**The problem:** Return every line below in which "each" appears.

** BEGIN **

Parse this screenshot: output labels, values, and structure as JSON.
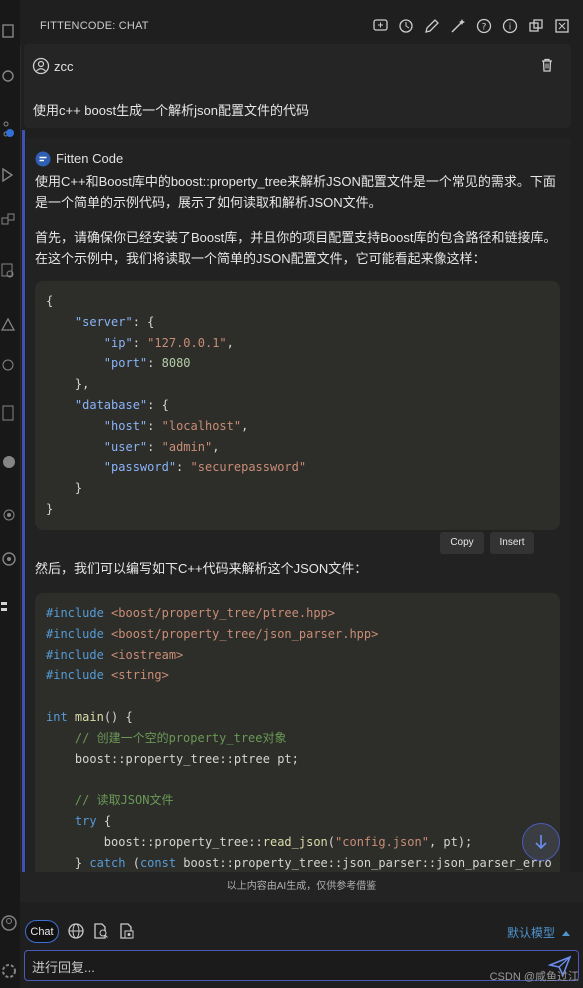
{
  "header": {
    "title": "FITTENCODE: CHAT",
    "actions": [
      "new-chat-icon",
      "history-icon",
      "edit-icon",
      "magic-wand-icon",
      "help-icon",
      "info-icon",
      "copy-window-icon",
      "close-panel-icon"
    ]
  },
  "user_message": {
    "name": "zcc",
    "text": "使用c++ boost生成一个解析json配置文件的代码"
  },
  "bot_message": {
    "name": "Fitten Code",
    "para1": "使用C++和Boost库中的boost::property_tree来解析JSON配置文件是一个常见的需求。下面是一个简单的示例代码，展示了如何读取和解析JSON文件。",
    "para2": "首先，请确保你已经安装了Boost库，并且你的项目配置支持Boost库的包含路径和链接库。在这个示例中，我们将读取一个简单的JSON配置文件，它可能看起来像这样：",
    "json_code": [
      "{",
      "    \"server\": {",
      "        \"ip\": \"127.0.0.1\",",
      "        \"port\": 8080",
      "    },",
      "    \"database\": {",
      "        \"host\": \"localhost\",",
      "        \"user\": \"admin\",",
      "        \"password\": \"securepassword\"",
      "    }",
      "}"
    ],
    "copy_label": "Copy",
    "insert_label": "Insert",
    "para3": "然后，我们可以编写如下C++代码来解析这个JSON文件：",
    "cpp_code": [
      "#include <boost/property_tree/ptree.hpp>",
      "#include <boost/property_tree/json_parser.hpp>",
      "#include <iostream>",
      "#include <string>",
      "",
      "int main() {",
      "    // 创建一个空的property_tree对象",
      "    boost::property_tree::ptree pt;",
      "",
      "    // 读取JSON文件",
      "    try {",
      "        boost::property_tree::read_json(\"config.json\", pt);",
      "    } catch (const boost::property_tree::json_parser::json_parser_erro"
    ]
  },
  "disclaimer": "以上内容由AI生成，仅供参考借鉴",
  "footer": {
    "chat_label": "Chat",
    "model_label": "默认模型",
    "input_placeholder": "进行回复...",
    "watermark": "CSDN @咸鱼过江"
  },
  "colors": {
    "accent": "#4b5bb8",
    "link": "#4e94ce",
    "code_bg": "#2d2d2a"
  }
}
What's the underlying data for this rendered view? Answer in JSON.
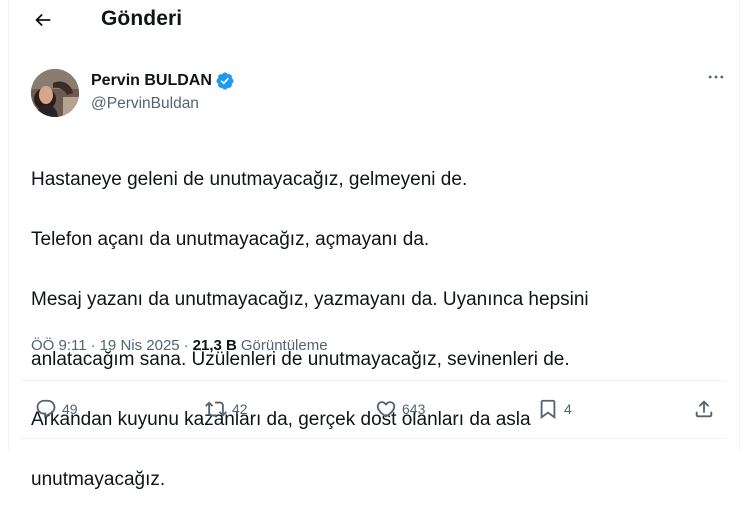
{
  "header": {
    "back_icon": "arrow-left-icon",
    "title": "Gönderi"
  },
  "author": {
    "name": "Pervin BULDAN",
    "handle": "@PervinBuldan",
    "verified_icon": "verified-badge-icon",
    "verified_color": "#1d9bf0"
  },
  "more_icon": "more-horizontal-icon",
  "tweet": {
    "lines": [
      "Hastaneye geleni de unutmayacağız, gelmeyeni de.",
      "Telefon açanı da unutmayacağız, açmayanı da.",
      "Mesaj yazanı da unutmayacağız, yazmayanı da. Uyanınca hepsini",
      "anlatacağım sana. Üzülenleri de unutmayacağız, sevinenleri de.",
      "Arkandan kuyunu kazanları da, gerçek dost olanları da asla",
      "unutmayacağız."
    ]
  },
  "meta": {
    "time": "ÖÖ 9:11",
    "separator": "·",
    "date": "19 Nis 2025",
    "views_count": "21,3 B",
    "views_label": "Görüntüleme"
  },
  "actions": {
    "reply": {
      "icon": "reply-icon",
      "count": "49"
    },
    "retweet": {
      "icon": "retweet-icon",
      "count": "42"
    },
    "like": {
      "icon": "heart-icon",
      "count": "643"
    },
    "bookmark": {
      "icon": "bookmark-icon",
      "count": "4"
    },
    "share": {
      "icon": "share-icon"
    }
  },
  "colors": {
    "text": "#0f1419",
    "secondary": "#536471",
    "divider": "#eff3f4",
    "accent": "#1d9bf0"
  }
}
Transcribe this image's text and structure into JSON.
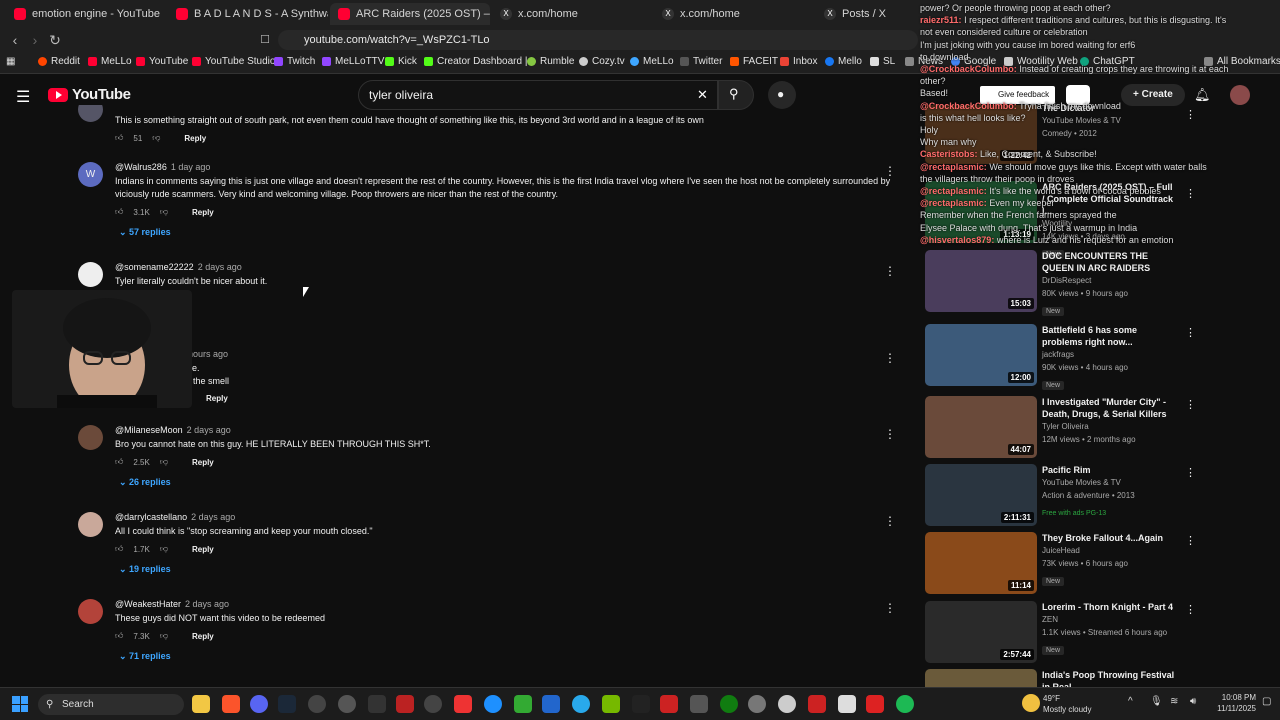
{
  "tabs": [
    {
      "label": "emotion engine - YouTube",
      "icon": "youtube-icon"
    },
    {
      "label": "B A D L A N D S - A Synthwave Mix f",
      "icon": "youtube-icon"
    },
    {
      "label": "ARC Raiders (2025 OST) – Full / C",
      "icon": "youtube-icon"
    },
    {
      "label": "x.com/home",
      "icon": "x-icon"
    },
    {
      "label": "x.com/home",
      "icon": "x-icon"
    },
    {
      "label": "Posts / X",
      "icon": "x-icon"
    }
  ],
  "address": {
    "url": "youtube.com/watch?v=_WsPZC1-TLo"
  },
  "bookmarks": [
    "Reddit",
    "MeLLo",
    "YouTube",
    "YouTube Studio",
    "Twitch",
    "MeLLoTTV",
    "Kick",
    "Creator Dashboard |...",
    "Rumble",
    "Cozy.tv",
    "MeLLo",
    "Twitter",
    "FACEIT",
    "Inbox",
    "Mello",
    "SL",
    "News",
    "Google",
    "Wootility Web",
    "ChatGPT",
    "All Bookmarks"
  ],
  "youtube": {
    "logo": "YouTube",
    "search_value": "tyler oliveira",
    "create_label": "Create",
    "feedback_label": "Give feedback"
  },
  "comments": [
    {
      "author": "",
      "time": "",
      "text": "This is something straight out of south park, not even them could have thought of something like this, its beyond 3rd world and in a league of its own",
      "likes": "51",
      "replies": ""
    },
    {
      "author": "@Walrus286",
      "time": "1 day ago",
      "text": "Indians in comments saying this is just one village and doesn't represent the rest of the country. However, this is the first India travel vlog where I've seen the host not be completely surrounded by viciously rude scammers. Very kind and welcoming village. Poop throwers are nicer than the rest of the country.",
      "likes": "3.1K",
      "replies": "57 replies"
    },
    {
      "author": "@somename22222",
      "time": "2 days ago",
      "text": "Tyler literally couldn't be nicer about it.",
      "likes": "",
      "replies": "lies"
    },
    {
      "author": "s24",
      "time": "5 hours ago",
      "text": "on dome.\nlome is the smell",
      "likes": "",
      "replies": ""
    },
    {
      "author": "@MilaneseMoon",
      "time": "2 days ago",
      "text": "Bro you cannot hate on this guy. HE LITERALLY BEEN THROUGH THIS SH*T.",
      "likes": "2.5K",
      "replies": "26 replies"
    },
    {
      "author": "@darrylcastellano",
      "time": "2 days ago",
      "text": "All I could think is \"stop screaming and keep your mouth closed.\"",
      "likes": "1.7K",
      "replies": "19 replies"
    },
    {
      "author": "@WeakestHater",
      "time": "2 days ago",
      "text": "These guys did NOT want this video to be redeemed",
      "likes": "7.3K",
      "replies": "71 replies"
    }
  ],
  "reply_label": "Reply",
  "sidebar": [
    {
      "title": "The Dictator",
      "channel": "YouTube Movies & TV",
      "meta": "Comedy • 2012",
      "badge": "",
      "duration": "1:22:42"
    },
    {
      "title": "ARC Raiders (2025 OST) – Full / Complete Official Soundtrack |...",
      "channel": "Wootility",
      "meta": "14K views • 3 days ago",
      "badge": "New",
      "duration": "1:13:19"
    },
    {
      "title": "DOC ENCOUNTERS THE QUEEN IN ARC RAIDERS",
      "channel": "DrDisRespect",
      "meta": "80K views • 9 hours ago",
      "badge": "New",
      "duration": "15:03"
    },
    {
      "title": "Battlefield 6 has some problems right now...",
      "channel": "jackfrags",
      "meta": "90K views • 4 hours ago",
      "badge": "New",
      "duration": "12:00"
    },
    {
      "title": "I Investigated \"Murder City\" - Death, Drugs, & Serial Killers",
      "channel": "Tyler Oliveira",
      "meta": "12M views • 2 months ago",
      "badge": "",
      "duration": "44:07"
    },
    {
      "title": "Pacific Rim",
      "channel": "YouTube Movies & TV",
      "meta": "Action & adventure • 2013",
      "badge": "Free with ads  PG-13",
      "duration": "2:11:31"
    },
    {
      "title": "They Broke Fallout 4...Again",
      "channel": "JuiceHead",
      "meta": "73K views • 6 hours ago",
      "badge": "New",
      "duration": "11:14"
    },
    {
      "title": "Lorerim - Thorn Knight - Part 4",
      "channel": "ZEN",
      "meta": "1.1K views • Streamed 6 hours ago",
      "badge": "New",
      "duration": "2:57:44"
    },
    {
      "title": "India's Poop Throwing Festival in Real",
      "channel": "",
      "meta": "",
      "badge": "",
      "duration": ""
    }
  ],
  "chat": [
    {
      "user": "",
      "text": "power? Or people throwing poop at each other?"
    },
    {
      "user": "raiezr511:",
      "text": "I respect different traditions and cultures, but this is disgusting. It's"
    },
    {
      "user": "",
      "text": "not even considered culture or celebration"
    },
    {
      "user": "",
      "text": "I'm just joking with you cause im bored waiting for erf6"
    },
    {
      "user": "",
      "text": "to download"
    },
    {
      "user": "@CrockbackColumbo:",
      "text": "Instead of creating crops they are throwing it at each"
    },
    {
      "user": "",
      "text": "other?"
    },
    {
      "user": "",
      "text": "Based!"
    },
    {
      "user": "@CrockbackColumbo:",
      "text": "Tryna finish my download"
    },
    {
      "user": "",
      "text": "is this what hell looks like?"
    },
    {
      "user": "",
      "text": "Holy"
    },
    {
      "user": "",
      "text": "Why man why"
    },
    {
      "user": "Casteristobs:",
      "text": "Like, Comment, & Subscribe!"
    },
    {
      "user": "@rectaplasmic:",
      "text": "We should move guys like this. Except with water balls"
    },
    {
      "user": "",
      "text": "the villagers throw their poop in droves"
    },
    {
      "user": "@rectaplasmic:",
      "text": "It's like the world's a bowl of cocoa pebbles"
    },
    {
      "user": "@rectaplasmic:",
      "text": "Even my keeper"
    },
    {
      "user": "",
      "text": "Remember when the French farmers sprayed the"
    },
    {
      "user": "",
      "text": "Elysee Palace with dung. That's just a warmup in India"
    },
    {
      "user": "@hisvertalos879:",
      "text": "where is Luiz and his request for an emotion"
    }
  ],
  "taskbar": {
    "search_label": "Search",
    "weather_temp": "49°F",
    "weather_desc": "Mostly cloudy",
    "time": "10:08 PM",
    "date": "11/11/2025"
  },
  "colors": {
    "accent": "#3ea6ff",
    "brand": "#ff0033",
    "chat_name": "#ff6b6b"
  }
}
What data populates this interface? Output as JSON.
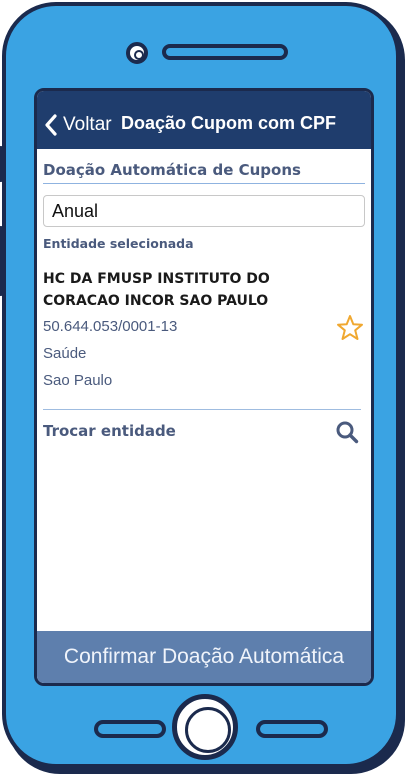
{
  "navbar": {
    "back_label": "Voltar",
    "title": "Doação Cupom com CPF"
  },
  "content": {
    "section_title": "Doação Automática de Cupons",
    "frequency_value": "Anual",
    "selected_label": "Entidade selecionada",
    "entity": {
      "name": "HC DA FMUSP INSTITUTO DO CORACAO INCOR SAO PAULO",
      "cnpj": "50.644.053/0001-13",
      "category": "Saúde",
      "city": "Sao Paulo"
    },
    "change_entity_label": "Trocar entidade"
  },
  "footer": {
    "confirm_label": "Confirmar Doação Automática"
  },
  "icons": {
    "back": "chevron-left-icon",
    "favorite": "star-outline-icon",
    "search": "magnifier-icon"
  },
  "colors": {
    "phone_body": "#3aa3e3",
    "phone_outline": "#1b2a4d",
    "navbar": "#1f3d6d",
    "accent_text": "#4a5a7d",
    "star": "#f0a830",
    "confirm_button": "#5e7fad"
  }
}
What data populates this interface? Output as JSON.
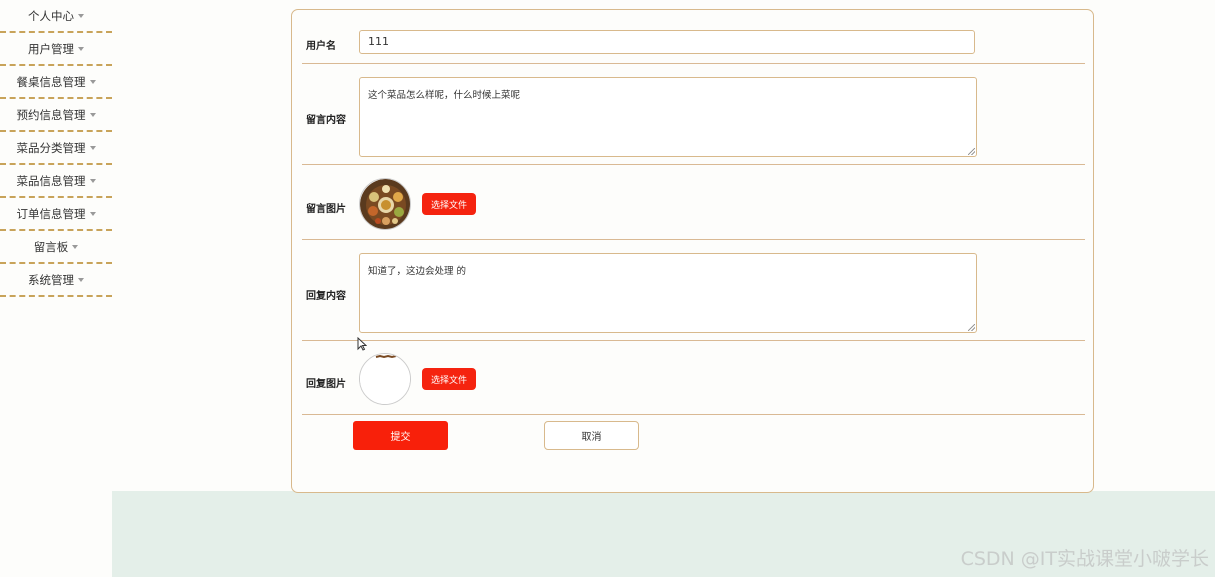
{
  "sidebar": {
    "items": [
      {
        "label": "个人中心"
      },
      {
        "label": "用户管理"
      },
      {
        "label": "餐桌信息管理"
      },
      {
        "label": "预约信息管理"
      },
      {
        "label": "菜品分类管理"
      },
      {
        "label": "菜品信息管理"
      },
      {
        "label": "订单信息管理"
      },
      {
        "label": "留言板"
      },
      {
        "label": "系统管理"
      }
    ]
  },
  "form": {
    "username_label": "用户名",
    "username_value": "111",
    "message_label": "留言内容",
    "message_value": "这个菜品怎么样呢，什么时候上菜呢",
    "message_image_label": "留言图片",
    "reply_label": "回复内容",
    "reply_value": "知道了，这边会处理 的",
    "reply_image_label": "回复图片",
    "choose_file_label": "选择文件",
    "submit_label": "提交",
    "cancel_label": "取消"
  },
  "watermark": "CSDN @IT实战课堂小啵学长",
  "colors": {
    "accent_red": "#f5230f",
    "border_tan": "#d8b98c",
    "dashed_gold": "#c8a35a",
    "footer_green": "#e4efe9"
  }
}
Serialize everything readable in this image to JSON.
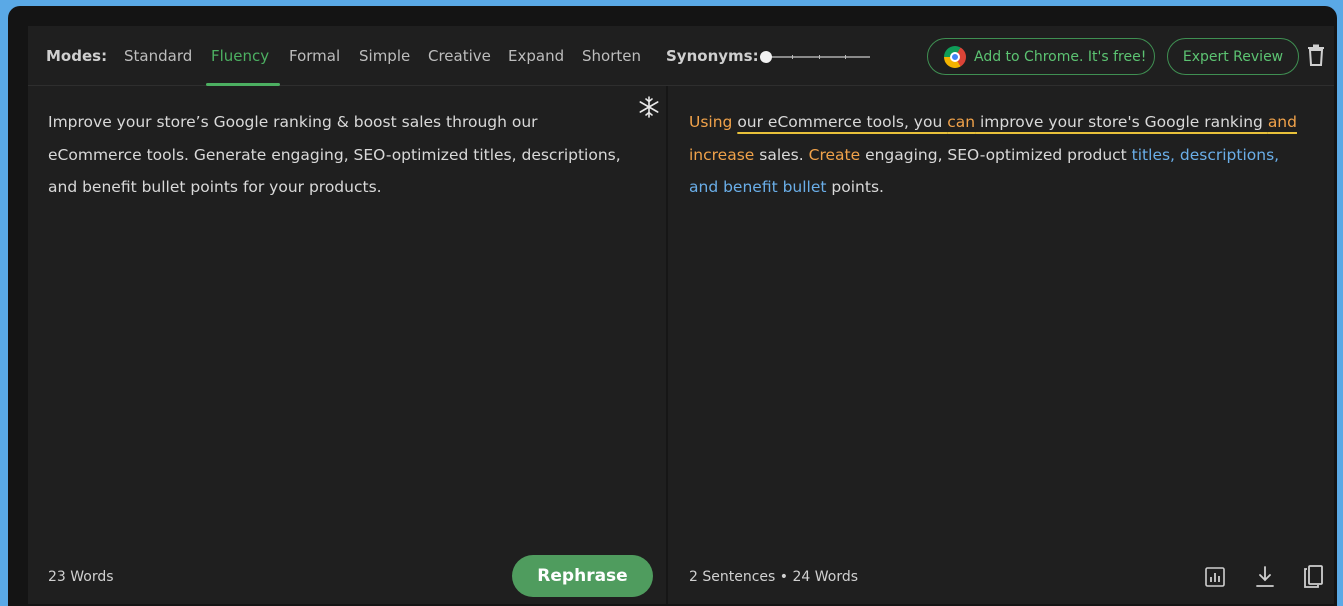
{
  "toolbar": {
    "modes_label": "Modes:",
    "modes": [
      {
        "label": "Standard",
        "active": false
      },
      {
        "label": "Fluency",
        "active": true
      },
      {
        "label": "Formal",
        "active": false
      },
      {
        "label": "Simple",
        "active": false
      },
      {
        "label": "Creative",
        "active": false
      },
      {
        "label": "Expand",
        "active": false
      },
      {
        "label": "Shorten",
        "active": false
      }
    ],
    "synonyms_label": "Synonyms:",
    "synonyms_level": 0,
    "chrome_button": "Add to Chrome. It's free!",
    "expert_button": "Expert Review",
    "icons": {
      "trash": "trash-icon",
      "chrome": "chrome-logo-icon"
    }
  },
  "input_panel": {
    "text": "Improve your store’s Google ranking & boost sales through our eCommerce tools. Generate engaging, SEO-optimized titles, descriptions, and benefit bullet points for your products.",
    "word_count": "23 Words",
    "rephrase_button": "Rephrase",
    "icons": {
      "freeze": "snowflake-icon"
    }
  },
  "output_panel": {
    "segments": [
      {
        "text": "Using",
        "style": "orange"
      },
      {
        "text": " ",
        "style": "plain"
      },
      {
        "text": "our eCommerce tools, you ",
        "style": "underline"
      },
      {
        "text": "can",
        "style": "orange-underline"
      },
      {
        "text": " improve your store's Google ranking ",
        "style": "underline"
      },
      {
        "text": "and",
        "style": "orange-underline"
      },
      {
        "text": " ",
        "style": "plain"
      },
      {
        "text": "increase",
        "style": "orange"
      },
      {
        "text": " sales. ",
        "style": "plain"
      },
      {
        "text": "Create",
        "style": "orange"
      },
      {
        "text": " engaging, SEO-optimized product ",
        "style": "plain"
      },
      {
        "text": "titles, descriptions, and benefit bullet",
        "style": "blue"
      },
      {
        "text": " points.",
        "style": "plain"
      }
    ],
    "stats": {
      "sentences": "2 Sentences",
      "separator": "•",
      "words": "24 Words"
    },
    "icons": {
      "stats": "bar-chart-icon",
      "download": "download-icon",
      "copy": "copy-icon"
    }
  },
  "colors": {
    "accent": "#4caf61",
    "changed_word": "#f0a24a",
    "structural_change": "#6aaee8",
    "longest_unchanged": "#e8c13a"
  }
}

** END **

**Solved problem:**
      "text": "power? Or people throwing poop at each other?"
      "text": "Instead of creating crops they are throwing it at each"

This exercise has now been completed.